··· Task data ···

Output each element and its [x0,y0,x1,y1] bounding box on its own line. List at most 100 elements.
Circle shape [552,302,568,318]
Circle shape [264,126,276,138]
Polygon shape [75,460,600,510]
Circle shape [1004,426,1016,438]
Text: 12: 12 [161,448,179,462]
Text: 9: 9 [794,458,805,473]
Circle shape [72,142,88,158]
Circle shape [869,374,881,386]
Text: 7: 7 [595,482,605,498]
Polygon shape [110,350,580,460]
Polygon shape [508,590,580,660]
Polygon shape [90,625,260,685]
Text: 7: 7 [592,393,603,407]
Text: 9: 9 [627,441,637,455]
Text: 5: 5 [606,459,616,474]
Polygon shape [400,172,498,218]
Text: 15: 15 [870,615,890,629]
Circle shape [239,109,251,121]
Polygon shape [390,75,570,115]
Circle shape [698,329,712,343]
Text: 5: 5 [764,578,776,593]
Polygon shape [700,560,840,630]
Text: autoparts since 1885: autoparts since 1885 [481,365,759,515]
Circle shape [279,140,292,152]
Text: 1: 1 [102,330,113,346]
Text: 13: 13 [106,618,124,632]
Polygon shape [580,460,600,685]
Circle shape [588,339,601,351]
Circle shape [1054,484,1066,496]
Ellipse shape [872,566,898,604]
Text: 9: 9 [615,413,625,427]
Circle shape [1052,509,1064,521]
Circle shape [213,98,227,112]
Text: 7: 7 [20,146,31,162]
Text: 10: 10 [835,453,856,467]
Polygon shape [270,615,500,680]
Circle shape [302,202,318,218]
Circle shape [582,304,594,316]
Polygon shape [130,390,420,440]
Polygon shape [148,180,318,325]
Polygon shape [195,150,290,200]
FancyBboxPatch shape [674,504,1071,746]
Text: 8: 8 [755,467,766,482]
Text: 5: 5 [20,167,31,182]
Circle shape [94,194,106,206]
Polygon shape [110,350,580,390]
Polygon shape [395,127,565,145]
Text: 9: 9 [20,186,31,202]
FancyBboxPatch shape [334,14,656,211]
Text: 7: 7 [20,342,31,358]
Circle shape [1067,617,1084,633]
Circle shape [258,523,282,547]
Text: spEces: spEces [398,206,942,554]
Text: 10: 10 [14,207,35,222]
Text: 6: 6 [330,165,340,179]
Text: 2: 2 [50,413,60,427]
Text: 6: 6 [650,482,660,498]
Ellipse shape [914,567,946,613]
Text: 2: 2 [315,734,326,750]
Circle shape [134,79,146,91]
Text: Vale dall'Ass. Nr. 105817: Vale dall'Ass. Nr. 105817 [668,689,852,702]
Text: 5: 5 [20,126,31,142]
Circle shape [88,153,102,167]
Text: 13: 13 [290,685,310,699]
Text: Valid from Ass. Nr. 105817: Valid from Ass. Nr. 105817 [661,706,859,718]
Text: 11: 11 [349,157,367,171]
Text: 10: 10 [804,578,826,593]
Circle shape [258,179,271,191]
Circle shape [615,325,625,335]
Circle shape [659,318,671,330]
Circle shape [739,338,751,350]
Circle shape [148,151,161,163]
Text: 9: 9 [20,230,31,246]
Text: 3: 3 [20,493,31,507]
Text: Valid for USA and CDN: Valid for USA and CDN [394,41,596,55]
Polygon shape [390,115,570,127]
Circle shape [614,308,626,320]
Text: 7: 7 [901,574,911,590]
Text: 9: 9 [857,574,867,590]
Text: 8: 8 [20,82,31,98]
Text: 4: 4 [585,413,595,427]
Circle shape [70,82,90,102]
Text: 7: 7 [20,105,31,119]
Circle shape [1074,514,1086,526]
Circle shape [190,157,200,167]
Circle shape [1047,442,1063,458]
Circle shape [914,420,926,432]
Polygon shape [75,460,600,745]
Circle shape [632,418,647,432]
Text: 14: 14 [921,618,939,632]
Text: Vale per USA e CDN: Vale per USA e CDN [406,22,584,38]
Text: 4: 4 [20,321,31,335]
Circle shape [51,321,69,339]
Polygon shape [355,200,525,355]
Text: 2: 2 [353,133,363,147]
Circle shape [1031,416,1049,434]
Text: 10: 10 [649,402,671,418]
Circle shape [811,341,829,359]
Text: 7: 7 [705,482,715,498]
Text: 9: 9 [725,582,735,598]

···
··· Task data ···

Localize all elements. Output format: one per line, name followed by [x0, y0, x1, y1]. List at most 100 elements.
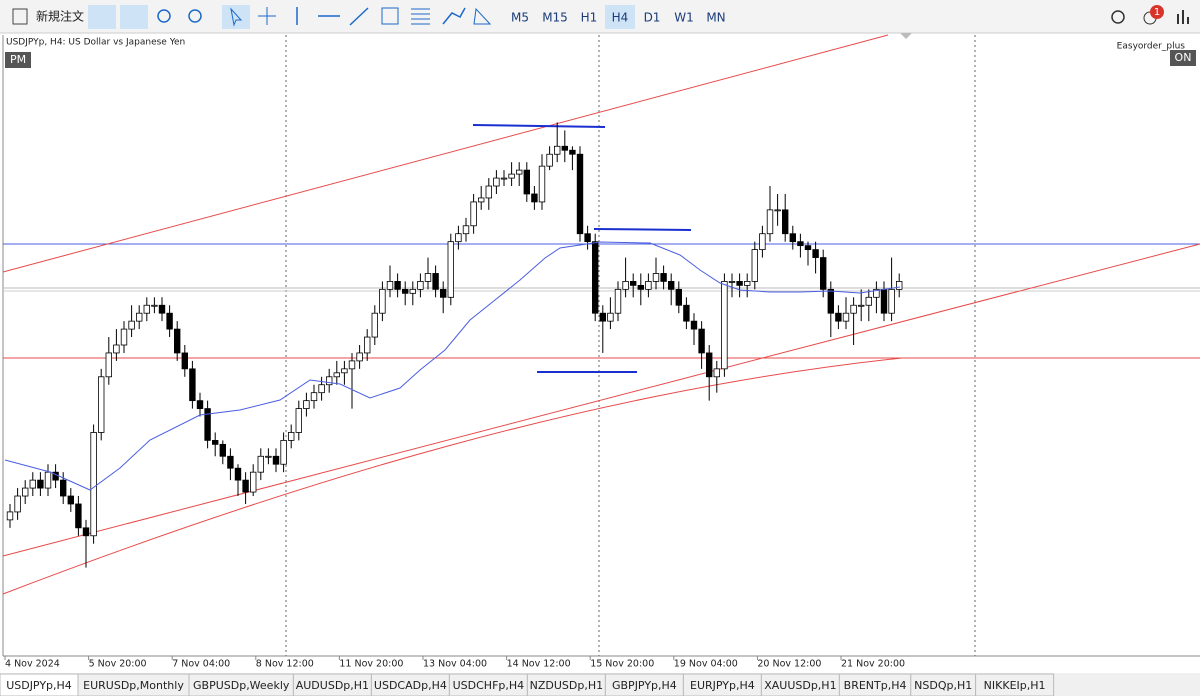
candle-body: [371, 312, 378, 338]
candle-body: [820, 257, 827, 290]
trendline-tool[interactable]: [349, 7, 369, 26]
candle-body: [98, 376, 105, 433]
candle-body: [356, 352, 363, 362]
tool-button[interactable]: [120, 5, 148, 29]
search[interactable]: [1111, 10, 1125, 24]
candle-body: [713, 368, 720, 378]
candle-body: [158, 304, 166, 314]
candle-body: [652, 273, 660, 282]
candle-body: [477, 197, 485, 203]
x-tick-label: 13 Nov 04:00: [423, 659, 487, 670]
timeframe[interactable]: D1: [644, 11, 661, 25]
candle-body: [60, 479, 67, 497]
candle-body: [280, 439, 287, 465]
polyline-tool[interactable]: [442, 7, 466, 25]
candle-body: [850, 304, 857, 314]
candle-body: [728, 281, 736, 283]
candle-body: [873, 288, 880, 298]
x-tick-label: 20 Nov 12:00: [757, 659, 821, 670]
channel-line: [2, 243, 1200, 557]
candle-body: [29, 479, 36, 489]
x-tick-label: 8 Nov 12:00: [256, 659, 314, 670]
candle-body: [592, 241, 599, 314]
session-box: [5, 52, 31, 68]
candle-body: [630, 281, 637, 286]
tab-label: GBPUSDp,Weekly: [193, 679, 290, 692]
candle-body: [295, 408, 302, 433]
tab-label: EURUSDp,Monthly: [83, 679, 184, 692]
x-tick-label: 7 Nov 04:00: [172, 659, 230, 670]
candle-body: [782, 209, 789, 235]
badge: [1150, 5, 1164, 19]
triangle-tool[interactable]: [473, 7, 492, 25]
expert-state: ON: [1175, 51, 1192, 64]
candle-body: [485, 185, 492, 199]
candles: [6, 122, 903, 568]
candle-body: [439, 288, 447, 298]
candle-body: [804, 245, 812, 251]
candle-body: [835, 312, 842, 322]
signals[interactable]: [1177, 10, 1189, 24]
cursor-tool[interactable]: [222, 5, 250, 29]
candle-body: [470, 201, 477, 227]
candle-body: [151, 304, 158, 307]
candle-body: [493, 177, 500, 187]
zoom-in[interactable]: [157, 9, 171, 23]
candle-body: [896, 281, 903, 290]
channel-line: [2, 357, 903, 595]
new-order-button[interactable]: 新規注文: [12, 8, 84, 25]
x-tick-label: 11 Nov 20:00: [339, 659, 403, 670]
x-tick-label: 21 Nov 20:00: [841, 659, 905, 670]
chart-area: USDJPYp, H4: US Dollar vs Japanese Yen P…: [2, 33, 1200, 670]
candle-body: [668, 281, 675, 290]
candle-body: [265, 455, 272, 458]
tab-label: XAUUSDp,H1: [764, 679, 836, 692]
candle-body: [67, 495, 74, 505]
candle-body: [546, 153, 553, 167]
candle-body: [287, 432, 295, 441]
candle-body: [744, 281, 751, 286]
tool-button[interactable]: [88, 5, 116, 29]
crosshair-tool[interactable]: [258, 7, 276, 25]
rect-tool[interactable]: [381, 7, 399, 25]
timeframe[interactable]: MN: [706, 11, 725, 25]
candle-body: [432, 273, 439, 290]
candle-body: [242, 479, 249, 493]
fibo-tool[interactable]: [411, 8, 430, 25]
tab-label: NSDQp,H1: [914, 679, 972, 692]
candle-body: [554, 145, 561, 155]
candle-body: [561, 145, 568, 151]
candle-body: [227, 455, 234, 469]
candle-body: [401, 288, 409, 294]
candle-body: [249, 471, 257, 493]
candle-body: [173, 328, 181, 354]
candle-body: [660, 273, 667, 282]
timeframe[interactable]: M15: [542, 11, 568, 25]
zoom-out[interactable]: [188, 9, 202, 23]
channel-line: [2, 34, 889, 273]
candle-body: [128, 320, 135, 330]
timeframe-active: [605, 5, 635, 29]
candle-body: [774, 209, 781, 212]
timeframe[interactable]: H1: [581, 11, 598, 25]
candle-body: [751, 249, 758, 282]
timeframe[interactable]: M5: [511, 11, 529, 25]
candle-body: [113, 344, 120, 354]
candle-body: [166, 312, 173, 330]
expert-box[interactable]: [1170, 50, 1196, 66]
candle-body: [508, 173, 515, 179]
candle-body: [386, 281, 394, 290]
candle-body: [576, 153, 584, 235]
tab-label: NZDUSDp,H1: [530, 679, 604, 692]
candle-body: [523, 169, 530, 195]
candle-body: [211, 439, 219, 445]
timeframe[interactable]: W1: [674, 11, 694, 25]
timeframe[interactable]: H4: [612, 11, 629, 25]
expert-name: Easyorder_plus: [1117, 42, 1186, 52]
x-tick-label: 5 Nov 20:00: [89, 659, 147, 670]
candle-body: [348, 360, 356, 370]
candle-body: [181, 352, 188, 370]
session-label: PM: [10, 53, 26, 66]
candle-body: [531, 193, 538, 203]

···
··· Task data ···

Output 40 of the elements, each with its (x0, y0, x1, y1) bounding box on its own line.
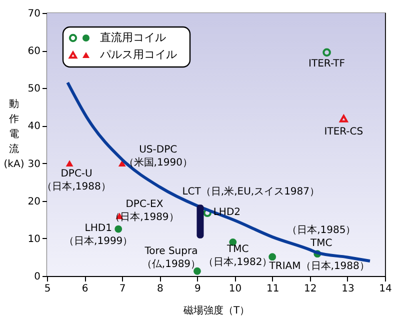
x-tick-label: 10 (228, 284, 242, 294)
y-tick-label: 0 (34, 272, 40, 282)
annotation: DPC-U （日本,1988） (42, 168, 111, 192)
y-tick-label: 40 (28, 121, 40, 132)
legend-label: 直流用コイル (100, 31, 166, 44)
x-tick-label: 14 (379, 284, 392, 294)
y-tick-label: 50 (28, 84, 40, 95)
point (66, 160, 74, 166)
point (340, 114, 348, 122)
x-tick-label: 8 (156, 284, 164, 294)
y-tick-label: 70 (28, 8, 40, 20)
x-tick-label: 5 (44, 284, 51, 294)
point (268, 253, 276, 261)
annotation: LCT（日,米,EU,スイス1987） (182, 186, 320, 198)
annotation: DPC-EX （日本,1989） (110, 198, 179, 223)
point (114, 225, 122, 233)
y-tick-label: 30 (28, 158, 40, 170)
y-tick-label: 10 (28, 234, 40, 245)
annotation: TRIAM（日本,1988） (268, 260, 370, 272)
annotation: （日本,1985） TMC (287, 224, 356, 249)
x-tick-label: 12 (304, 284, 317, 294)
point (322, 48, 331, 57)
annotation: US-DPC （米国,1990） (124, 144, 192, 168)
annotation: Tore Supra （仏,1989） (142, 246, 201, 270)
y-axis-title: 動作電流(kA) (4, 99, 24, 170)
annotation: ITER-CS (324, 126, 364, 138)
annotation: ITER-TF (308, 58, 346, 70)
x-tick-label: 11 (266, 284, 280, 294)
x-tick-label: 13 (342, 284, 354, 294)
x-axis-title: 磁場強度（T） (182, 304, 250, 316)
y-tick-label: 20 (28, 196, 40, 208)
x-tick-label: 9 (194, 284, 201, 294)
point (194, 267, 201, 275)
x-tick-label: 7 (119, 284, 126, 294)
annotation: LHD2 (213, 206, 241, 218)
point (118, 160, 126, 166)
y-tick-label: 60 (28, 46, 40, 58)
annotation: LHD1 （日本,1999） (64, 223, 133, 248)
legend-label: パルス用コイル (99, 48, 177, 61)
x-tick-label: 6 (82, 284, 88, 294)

···

Recast the records between the lines holding "x-tick-label: 10 (228, 284, 242, 294)" and "point (322, 48, 331, 57)", inclusive, as a JSON list of strings with one string per line and blank lines left out.

Answer in full »
[
  "x-tick-label: 10 (228, 284, 242, 294)",
  "y-tick-label: 0 (34, 272, 40, 282)",
  "annotation: DPC-U （日本,1988） (42, 168, 111, 192)",
  "y-tick-label: 40 (28, 121, 40, 132)",
  "legend-label: 直流用コイル (100, 31, 166, 44)",
  "x-tick-label: 14 (379, 284, 392, 294)",
  "y-tick-label: 50 (28, 84, 40, 95)",
  "point (66, 160, 74, 166)",
  "point (340, 114, 348, 122)",
  "x-tick-label: 8 (156, 284, 164, 294)",
  "y-tick-label: 70 (28, 8, 40, 20)",
  "x-tick-label: 5 (44, 284, 51, 294)",
  "point (268, 253, 276, 261)",
  "annotation: LCT（日,米,EU,スイス1987） (182, 186, 320, 198)",
  "annotation: DPC-EX （日本,1989） (110, 198, 179, 223)",
  "point (114, 225, 122, 233)",
  "y-tick-label: 30 (28, 158, 40, 170)",
  "y-tick-label: 10 (28, 234, 40, 245)",
  "annotation: TRIAM（日本,1988） (268, 260, 370, 272)",
  "annotation: （日本,1985） TMC (287, 224, 356, 249)",
  "x-tick-label: 12 (304, 284, 317, 294)",
  "point (322, 48, 331, 57)"
]